The problem:
Extract every line that contains the string "charcoal".

[Source records]
--- START ---
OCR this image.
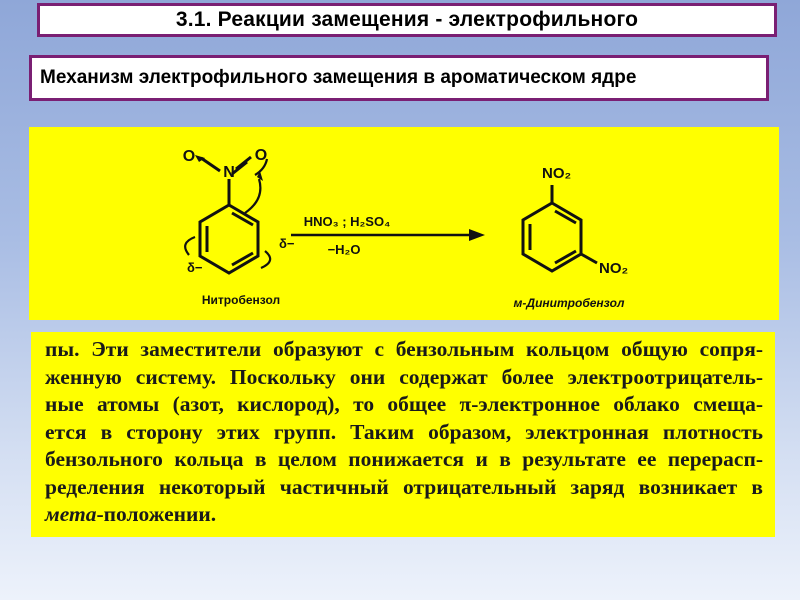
3.1. Реакции замещения - электрофильного
Механизм электрофильного замещения в ароматическом ядре
N
O	O
δ−
δ−
HNO₃ ; H₂SO₄
−H₂O
NO₂
NO₂
Нитробензол	м-Динитробензол

пы. Эти заместители образуют с бензольным кольцом общую сопря-
женную систему. Поскольку они содержат более электроотрицатель-
ные атомы (азот, кислород), то общее π-электронное облако смеща-
ется в сторону этих групп. Таким образом, электронная плотность
бензольного кольца в целом понижается и в результате ее перерасп-
ределения некоторый частичный отрицательный заряд возникает в
мета-положении.
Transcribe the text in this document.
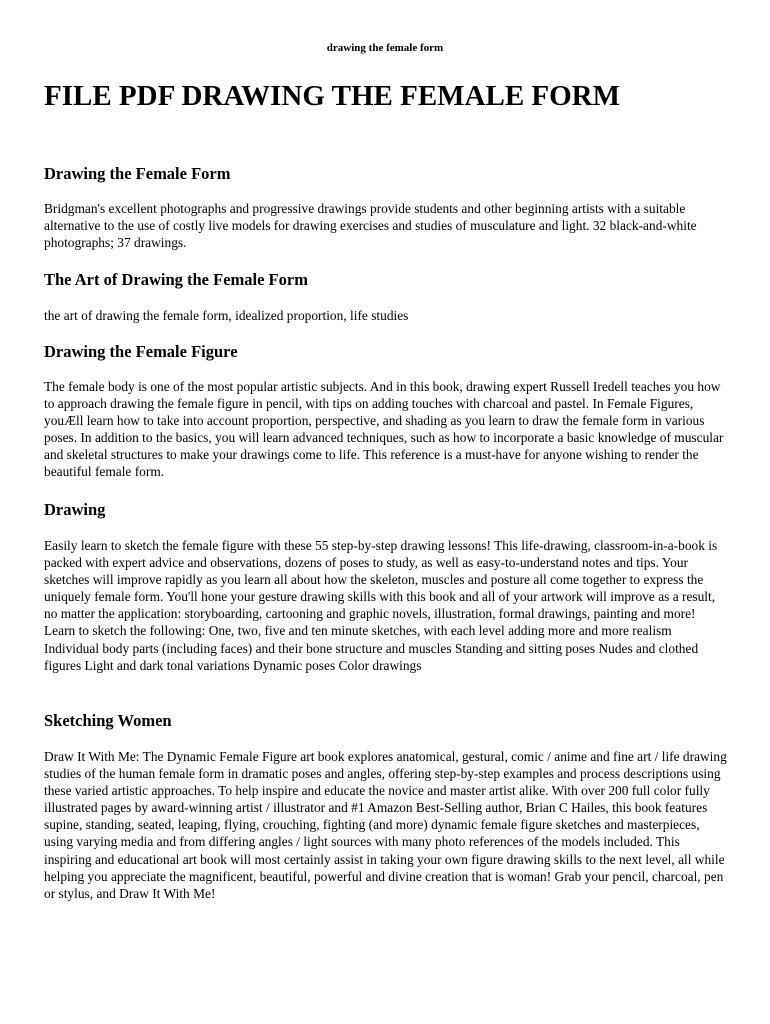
drawing the female form
FILE PDF DRAWING THE FEMALE FORM
Drawing the Female Form

Bridgman's excellent photographs and progressive drawings provide students and other beginning artists with a suitable alternative to the use of costly live models for drawing exercises and studies of musculature and light. 32 black-and-white photographs; 37 drawings.

The Art of Drawing the Female Form

the art of drawing the female form, idealized proportion, life studies

Drawing the Female Figure

The female body is one of the most popular artistic subjects. And in this book, drawing expert Russell Iredell teaches you how to approach drawing the female figure in pencil, with tips on adding touches with charcoal and pastel. In Female Figures, youÆll learn how to take into account proportion, perspective, and shading as you learn to draw the female form in various poses. In addition to the basics, you will learn advanced techniques, such as how to incorporate a basic knowledge of muscular and skeletal structures to make your drawings come to life. This reference is a must-have for anyone wishing to render the beautiful female form.

Drawing

Easily learn to sketch the female figure with these 55 step-by-step drawing lessons! This life-drawing, classroom-in-a-book is packed with expert advice and observations, dozens of poses to study, as well as easy-to-understand notes and tips. Your sketches will improve rapidly as you learn all about how the skeleton, muscles and posture all come together to express the uniquely female form. You'll hone your gesture drawing skills with this book and all of your artwork will improve as a result, no matter the application: storyboarding, cartooning and graphic novels, illustration, formal drawings, painting and more! Learn to sketch the following: One, two, five and ten minute sketches, with each level adding more and more realism Individual body parts (including faces) and their bone structure and muscles Standing and sitting poses Nudes and clothed figures Light and dark tonal variations Dynamic poses Color drawings

Sketching Women

Draw It With Me: The Dynamic Female Figure art book explores anatomical, gestural, comic / anime and fine art / life drawing studies of the human female form in dramatic poses and angles, offering step-by-step examples and process descriptions using these varied artistic approaches. To help inspire and educate the novice and master artist alike. With over 200 full color fully illustrated pages by award-winning artist / illustrator and #1 Amazon Best-Selling author, Brian C Hailes, this book features supine, standing, seated, leaping, flying, crouching, fighting (and more) dynamic female figure sketches and masterpieces, using varying media and from differing angles / light sources with many photo references of the models included. This inspiring and educational art book will most certainly assist in taking your own figure drawing skills to the next level, all while helping you appreciate the magnificent, beautiful, powerful and divine creation that is woman! Grab your pencil, charcoal, pen or stylus, and Draw It With Me!
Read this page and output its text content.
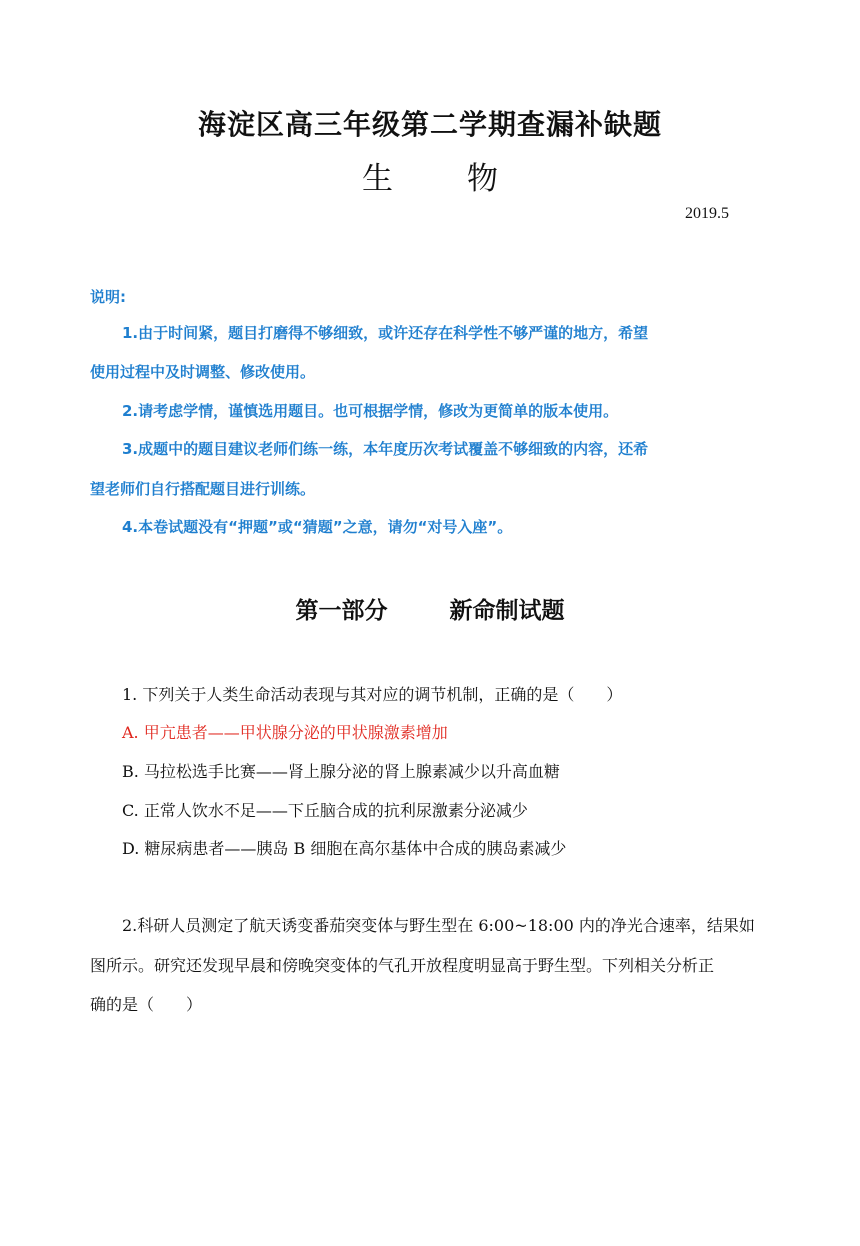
海淀区高三年级第二学期查漏补缺题
生 物
2019.5
说明:
1.由于时间紧，题目打磨得不够细致，或许还存在科学性不够严谨的地方，希望
使用过程中及时调整、修改使用。
2.请考虑学情，谨慎选用题目。也可根据学情，修改为更简单的版本使用。
3.成题中的题目建议老师们练一练，本年度历次考试覆盖不够细致的内容，还希
望老师们自行搭配题目进行训练。
4.本卷试题没有“押题”或“猜题”之意，请勿“对号入座”。
第一部分	新命制试题
1. 下列关于人类生命活动表现与其对应的调节机制，正确的是（　　）
A. 甲亢患者——甲状腺分泌的甲状腺激素增加
B. 马拉松选手比赛——肾上腺分泌的肾上腺素减少以升高血糖
C. 正常人饮水不足——下丘脑合成的抗利尿激素分泌减少
D. 糖尿病患者——胰岛 B 细胞在高尔基体中合成的胰岛素减少
2.科研人员测定了航天诱变番茄突变体与野生型在 6:00~18:00 内的净光合速率，结果如
图所示。研究还发现早晨和傍晚突变体的气孔开放程度明显高于野生型。下列相关分析正
确的是（　　）
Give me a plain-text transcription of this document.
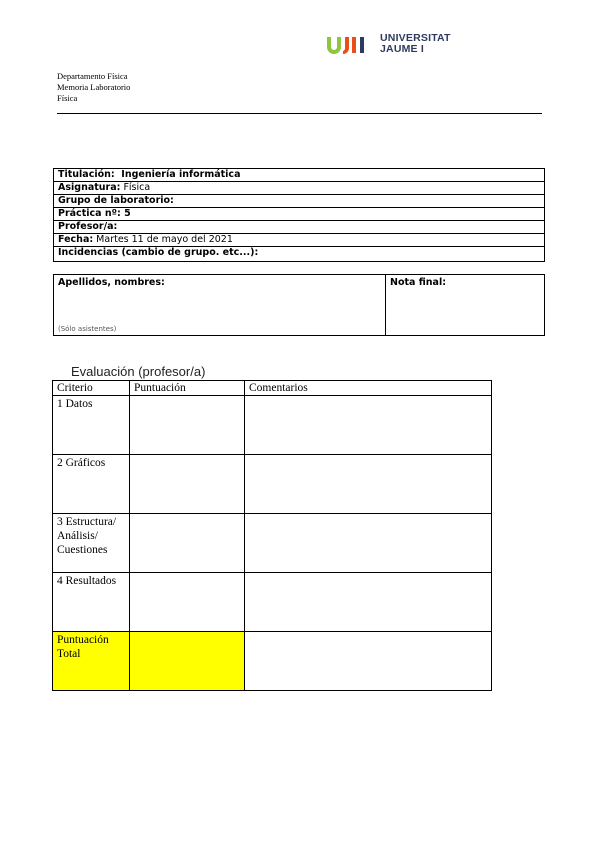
UNIVERSITAT
JAUME I
Departamento Física
Memoria Laboratorio
Física
Titulación:  Ingeniería informática
Asignatura: Física
Grupo de laboratorio:
Práctica nº: 5
Profesor/a:
Fecha: Martes 11 de mayo del 2021
Incidencias (cambio de grupo. etc...):
Apellidos, nombres:
(Sólo asistentes)
Nota final:
Evaluación (profesor/a)
Criterio	Puntuación	Comentarios
1 Datos		
2 Gráficos		
3 Estructura/ Análisis/ Cuestiones		
4 Resultados		
Puntuación Total		
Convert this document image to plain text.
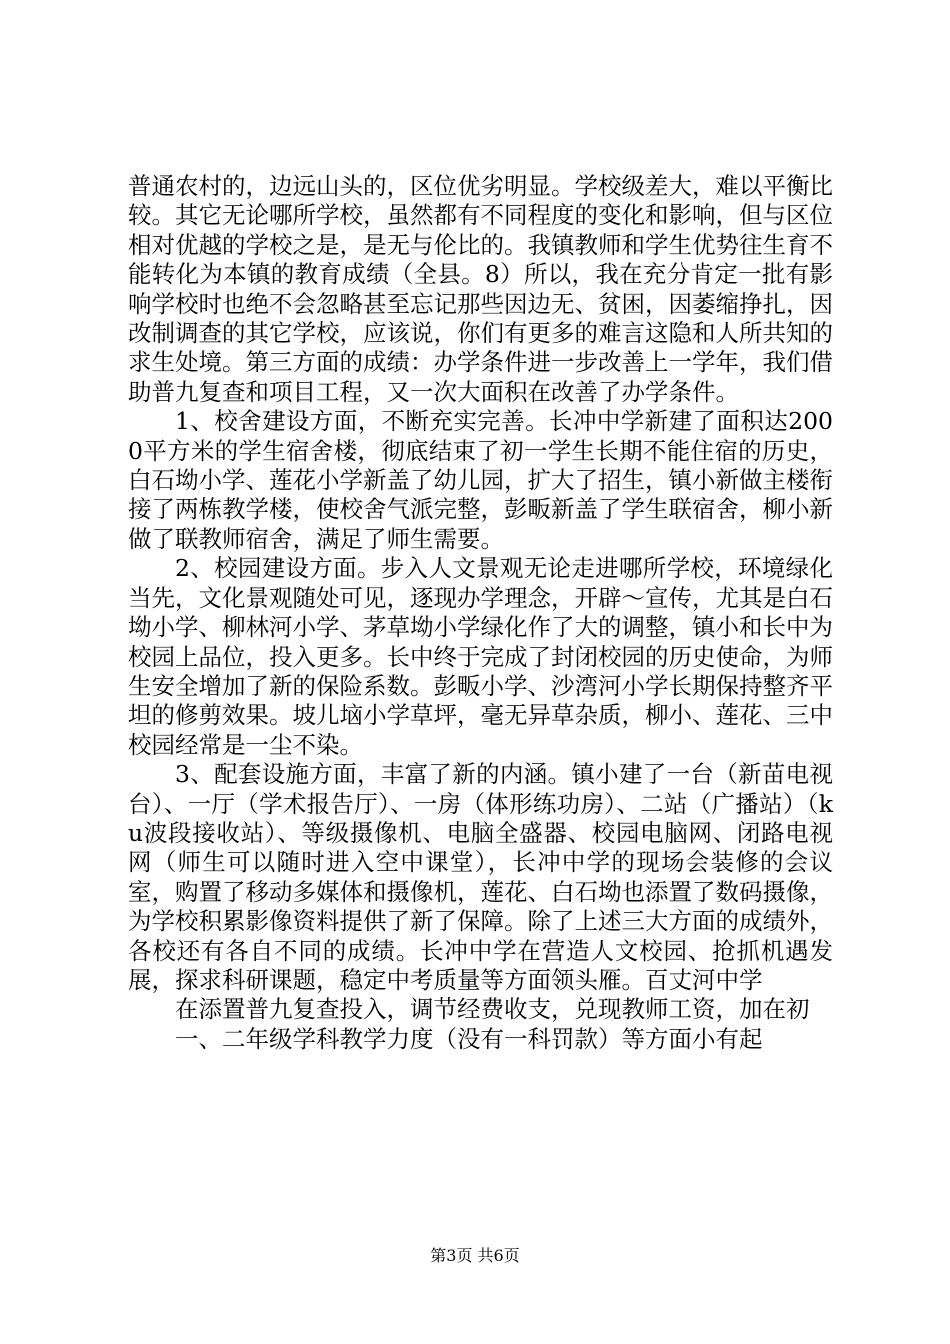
普通农村的，边远山头的，区位优劣明显。学校级差大，难以平衡比较。其它无论哪所学校，虽然都有不同程度的变化和影响，但与区位相对优越的学校之是，是无与伦比的。我镇教师和学生优势往生育不能转化为本镇的教育成绩（全县。8）所以，我在充分肯定一批有影响学校时也绝不会忽略甚至忘记那些因边无、贫困，因萎缩挣扎，因改制调查的其它学校，应该说，你们有更多的难言这隐和人所共知的求生处境。第三方面的成绩：办学条件进一步改善上一学年，我们借助普九复查和项目工程，又一次大面积在改善了办学条件。

1、校舍建设方面，不断充实完善。长冲中学新建了面积达2000平方米的学生宿舍楼，彻底结束了初一学生长期不能住宿的历史，白石坳小学、莲花小学新盖了幼儿园，扩大了招生，镇小新做主楼衔接了两栋教学楼，使校舍气派完整，彭畈新盖了学生联宿舍，柳小新做了联教师宿舍，满足了师生需要。

2、校园建设方面。步入人文景观无论走进哪所学校，环境绿化当先，文化景观随处可见，逐现办学理念，开辟～宣传，尤其是白石坳小学、柳林河小学、茅草坳小学绿化作了大的调整，镇小和长中为校园上品位，投入更多。长中终于完成了封闭校园的历史使命，为师生安全增加了新的保险系数。彭畈小学、沙湾河小学长期保持整齐平坦的修剪效果。坡儿垴小学草坪，毫无异草杂质，柳小、莲花、三中校园经常是一尘不染。

3、配套设施方面，丰富了新的内涵。镇小建了一台（新苗电视台）、一厅（学术报告厅）、一房（体形练功房）、二站（广播站）（ku波段接收站）、等级摄像机、电脑全盛器、校园电脑网、闭路电视网（师生可以随时进入空中课堂），长冲中学的现场会装修的会议室，购置了移动多媒体和摄像机，莲花、白石坳也添置了数码摄像，为学校积累影像资料提供了新了保障。除了上述三大方面的成绩外，各校还有各自不同的成绩。长冲中学在营造人文校园、抢抓机遇发展，探求科研课题，稳定中考质量等方面领头雁。百丈河中学

在添置普九复查投入，调节经费收支，兑现教师工资，加在初

一、二年级学科教学力度（没有一科罚款）等方面小有起

第3页 共6页
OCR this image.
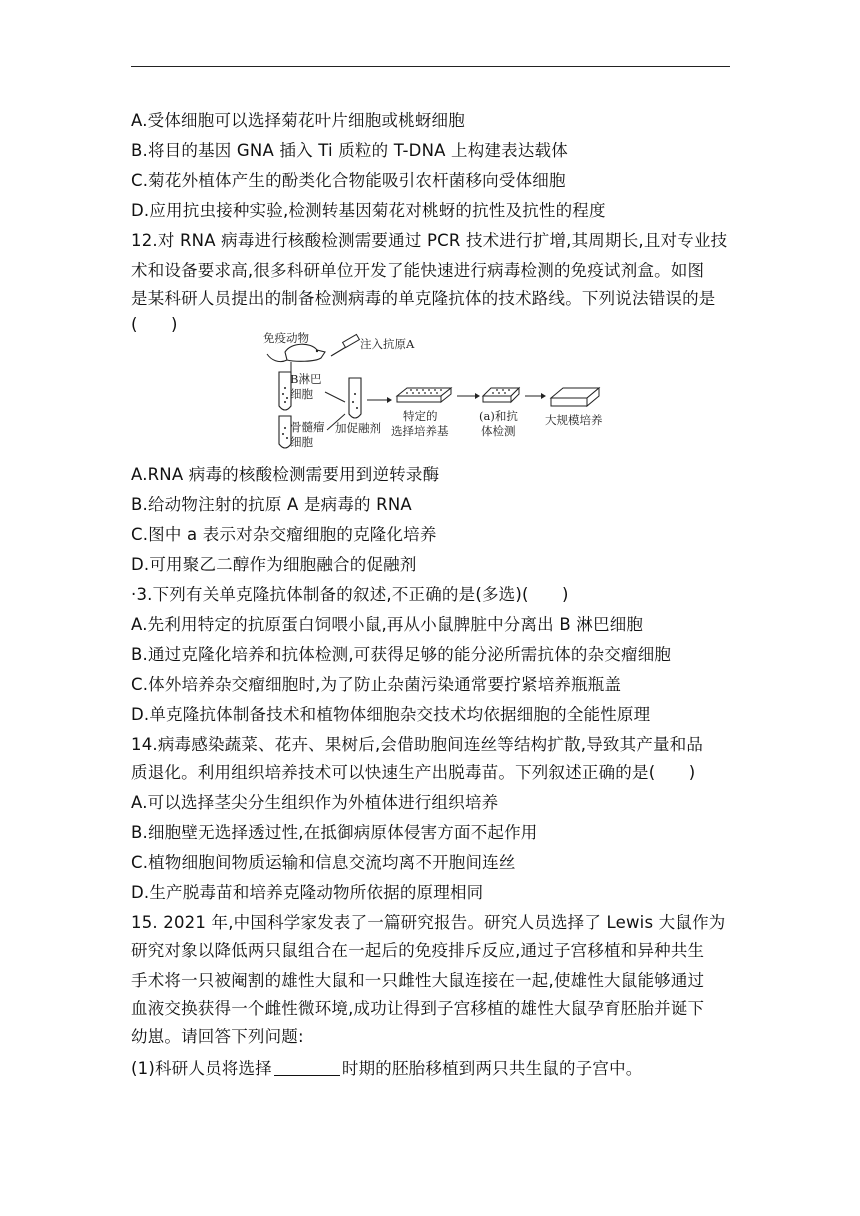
A.受体细胞可以选择菊花叶片细胞或桃蚜细胞
B.将目的基因 GNA 插入 Ti 质粒的 T-DNA 上构建表达载体
C.菊花外植体产生的酚类化合物能吸引农杆菌移向受体细胞
D.应用抗虫接种实验,检测转基因菊花对桃蚜的抗性及抗性的程度
12.对 RNA 病毒进行核酸检测需要通过 PCR 技术进行扩增,其周期长,且对专业技
术和设备要求高,很多科研单位开发了能快速进行病毒检测的免疫试剂盒。如图
是某科研人员提出的制备检测病毒的单克隆抗体的技术路线。下列说法错误的是
(　　)
免疫动物	注入抗原A
B淋巴
细胞
骨髓瘤
细胞
加促融剂
特定的
选择培养基
(a)和抗
体检测
大规模培养
A.RNA 病毒的核酸检测需要用到逆转录酶
B.给动物注射的抗原 A 是病毒的 RNA
C.图中 a 表示对杂交瘤细胞的克隆化培养
D.可用聚乙二醇作为细胞融合的促融剂
·3.下列有关单克隆抗体制备的叙述,不正确的是(多选)(　　)
A.先利用特定的抗原蛋白饲喂小鼠,再从小鼠脾脏中分离出 B 淋巴细胞
B.通过克隆化培养和抗体检测,可获得足够的能分泌所需抗体的杂交瘤细胞
C.体外培养杂交瘤细胞时,为了防止杂菌污染通常要拧紧培养瓶瓶盖
D.单克隆抗体制备技术和植物体细胞杂交技术均依据细胞的全能性原理
14.病毒感染蔬菜、花卉、果树后,会借助胞间连丝等结构扩散,导致其产量和品
质退化。利用组织培养技术可以快速生产出脱毒苗。下列叙述正确的是(　　)
A.可以选择茎尖分生组织作为外植体进行组织培养
B.细胞壁无选择透过性,在抵御病原体侵害方面不起作用
C.植物细胞间物质运输和信息交流均离不开胞间连丝
D.生产脱毒苗和培养克隆动物所依据的原理相同
15. 2021 年,中国科学家发表了一篇研究报告。研究人员选择了 Lewis 大鼠作为
研究对象以降低两只鼠组合在一起后的免疫排斥反应,通过子宫移植和异种共生
手术将一只被阉割的雄性大鼠和一只雌性大鼠连接在一起,使雄性大鼠能够通过
血液交换获得一个雌性微环境,成功让得到子宫移植的雄性大鼠孕育胚胎并诞下
幼崽。请回答下列问题:
(1)科研人员将选择	时期的胚胎移植到两只共生鼠的子宫中。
--- END ---
Exercise output:
The female body is one of the most popular artistic subjects. And in this book, drawing expert Russell Iredell teaches you how to approach drawing the female figure in pencil, with tips on adding touches with charcoal and pastel. In Female Figures, youÆll learn how to take into account proportion, perspective, and shading as you learn to draw the female form in various poses. In addition to the basics, you will learn advanced techniques, such as how to incorporate a basic knowledge of muscular and skeletal structures to make your drawings come to life. This reference is a must-have for anyone wishing to render the beautiful female form.
Draw It With Me: The Dynamic Female Figure art book explores anatomical, gestural, comic / anime and fine art / life drawing studies of the human female form in dramatic poses and angles, offering step-by-step examples and process descriptions using these varied artistic approaches. To help inspire and educate the novice and master artist alike. With over 200 full color fully illustrated pages by award-winning artist / illustrator and #1 Amazon Best-Selling author, Brian C Hailes, this book features supine, standing, seated, leaping, flying, crouching, fighting (and more) dynamic female figure sketches and masterpieces, using varying media and from differing angles / light sources with many photo references of the models included. This inspiring and educational art book will most certainly assist in taking your own figure drawing skills to the next level, all while helping you appreciate the magnificent, beautiful, powerful and divine creation that is woman! Grab your pencil, charcoal, pen or stylus, and Draw It With Me!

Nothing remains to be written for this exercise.